STATED TASK - Pick out each line below containing "maximum".

EXTRACTED RECORDS -
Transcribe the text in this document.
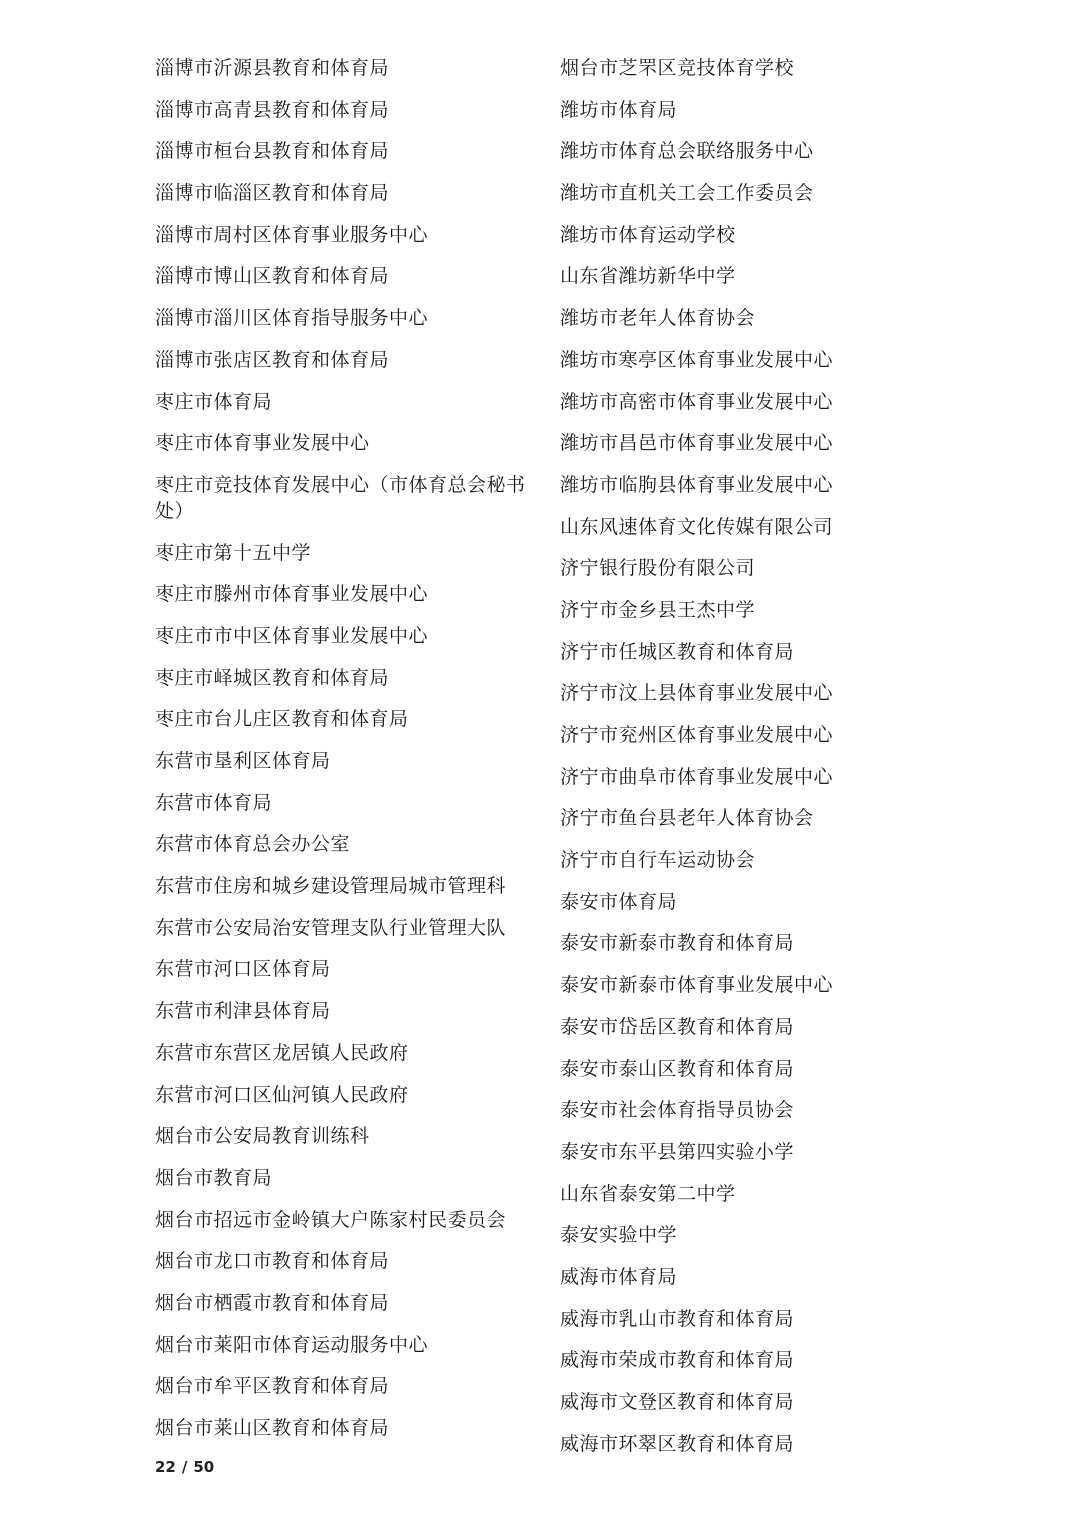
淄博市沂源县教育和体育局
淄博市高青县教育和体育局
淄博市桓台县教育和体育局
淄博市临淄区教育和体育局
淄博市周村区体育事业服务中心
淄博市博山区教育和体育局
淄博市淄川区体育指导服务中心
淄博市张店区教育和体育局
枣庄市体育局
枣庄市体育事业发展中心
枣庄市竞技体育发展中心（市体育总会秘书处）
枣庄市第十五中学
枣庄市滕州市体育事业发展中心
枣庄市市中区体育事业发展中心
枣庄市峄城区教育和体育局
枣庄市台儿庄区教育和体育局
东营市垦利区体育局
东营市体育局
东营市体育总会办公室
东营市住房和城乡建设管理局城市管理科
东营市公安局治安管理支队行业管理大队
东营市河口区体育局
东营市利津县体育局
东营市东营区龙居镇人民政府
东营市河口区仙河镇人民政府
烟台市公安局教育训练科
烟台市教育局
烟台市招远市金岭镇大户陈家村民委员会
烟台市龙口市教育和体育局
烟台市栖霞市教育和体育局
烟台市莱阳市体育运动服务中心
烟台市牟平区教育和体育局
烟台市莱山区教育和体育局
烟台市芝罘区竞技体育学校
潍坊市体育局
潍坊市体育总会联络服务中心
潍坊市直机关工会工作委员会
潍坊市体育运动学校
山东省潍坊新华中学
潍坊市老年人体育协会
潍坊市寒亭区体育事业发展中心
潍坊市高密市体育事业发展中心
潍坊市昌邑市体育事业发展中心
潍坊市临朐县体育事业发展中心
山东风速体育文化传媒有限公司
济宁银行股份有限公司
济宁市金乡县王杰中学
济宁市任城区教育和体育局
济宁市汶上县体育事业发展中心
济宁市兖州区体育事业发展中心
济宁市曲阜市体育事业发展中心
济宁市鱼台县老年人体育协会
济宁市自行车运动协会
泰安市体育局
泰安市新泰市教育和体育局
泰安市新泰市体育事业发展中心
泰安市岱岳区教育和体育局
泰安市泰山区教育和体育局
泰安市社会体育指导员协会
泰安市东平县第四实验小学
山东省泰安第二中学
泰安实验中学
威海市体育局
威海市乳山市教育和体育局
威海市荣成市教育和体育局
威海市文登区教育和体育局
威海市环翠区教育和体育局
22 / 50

* * *

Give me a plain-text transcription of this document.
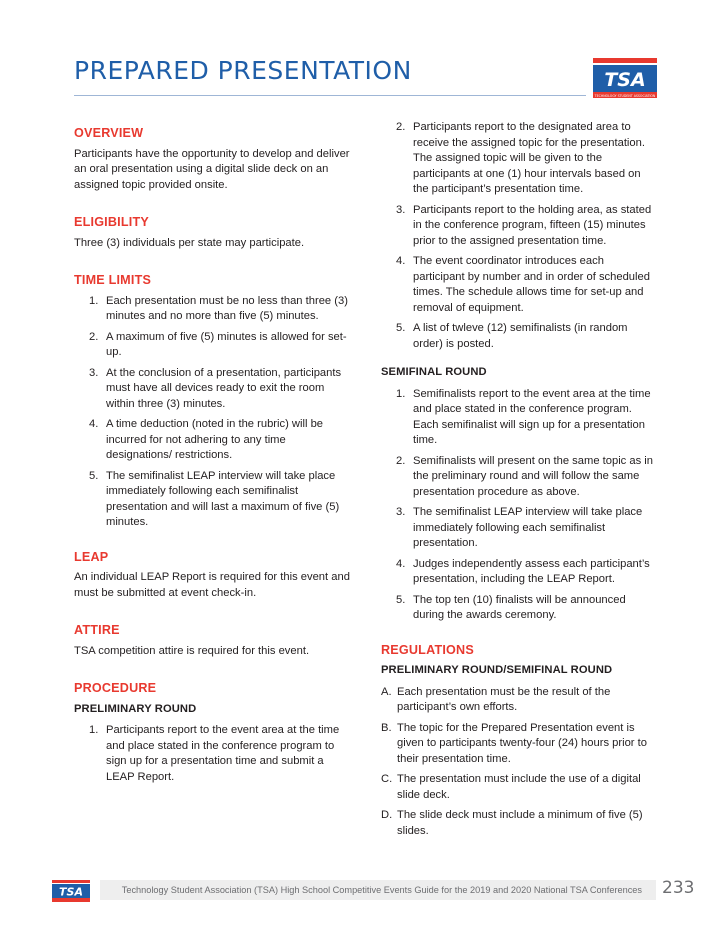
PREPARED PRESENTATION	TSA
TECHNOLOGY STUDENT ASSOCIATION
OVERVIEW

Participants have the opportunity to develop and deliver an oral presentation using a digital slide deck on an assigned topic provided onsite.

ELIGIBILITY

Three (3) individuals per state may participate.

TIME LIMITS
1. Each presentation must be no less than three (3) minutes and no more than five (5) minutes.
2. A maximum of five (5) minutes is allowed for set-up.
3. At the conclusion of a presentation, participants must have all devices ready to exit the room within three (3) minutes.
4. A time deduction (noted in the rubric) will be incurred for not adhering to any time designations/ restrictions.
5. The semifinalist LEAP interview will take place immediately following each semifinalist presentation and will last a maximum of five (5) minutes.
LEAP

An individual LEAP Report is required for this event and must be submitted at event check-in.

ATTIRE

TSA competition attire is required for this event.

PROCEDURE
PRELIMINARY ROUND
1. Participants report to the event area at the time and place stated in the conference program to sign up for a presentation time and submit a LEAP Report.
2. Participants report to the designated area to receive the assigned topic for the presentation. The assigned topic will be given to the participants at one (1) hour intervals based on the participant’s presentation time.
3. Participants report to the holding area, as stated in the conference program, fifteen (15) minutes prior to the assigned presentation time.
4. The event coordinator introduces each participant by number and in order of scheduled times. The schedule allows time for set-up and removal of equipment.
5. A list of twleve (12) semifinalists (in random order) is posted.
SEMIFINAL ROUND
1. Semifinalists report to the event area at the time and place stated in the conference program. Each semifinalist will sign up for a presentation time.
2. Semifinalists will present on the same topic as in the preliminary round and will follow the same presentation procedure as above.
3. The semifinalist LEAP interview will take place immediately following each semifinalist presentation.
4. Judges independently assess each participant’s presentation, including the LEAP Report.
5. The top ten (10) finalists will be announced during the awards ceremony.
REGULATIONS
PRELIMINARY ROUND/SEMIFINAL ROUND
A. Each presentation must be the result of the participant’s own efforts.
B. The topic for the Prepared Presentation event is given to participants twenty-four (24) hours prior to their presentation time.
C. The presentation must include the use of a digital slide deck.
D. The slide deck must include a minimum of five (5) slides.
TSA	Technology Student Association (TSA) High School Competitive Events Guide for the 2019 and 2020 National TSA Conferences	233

RESPONSE BELOW -
2. A maximum of five (5) minutes is allowed for set-up.
5. The semifinalist LEAP interview will take place immediately following each semifinalist presentation and will last a maximum of five (5) minutes.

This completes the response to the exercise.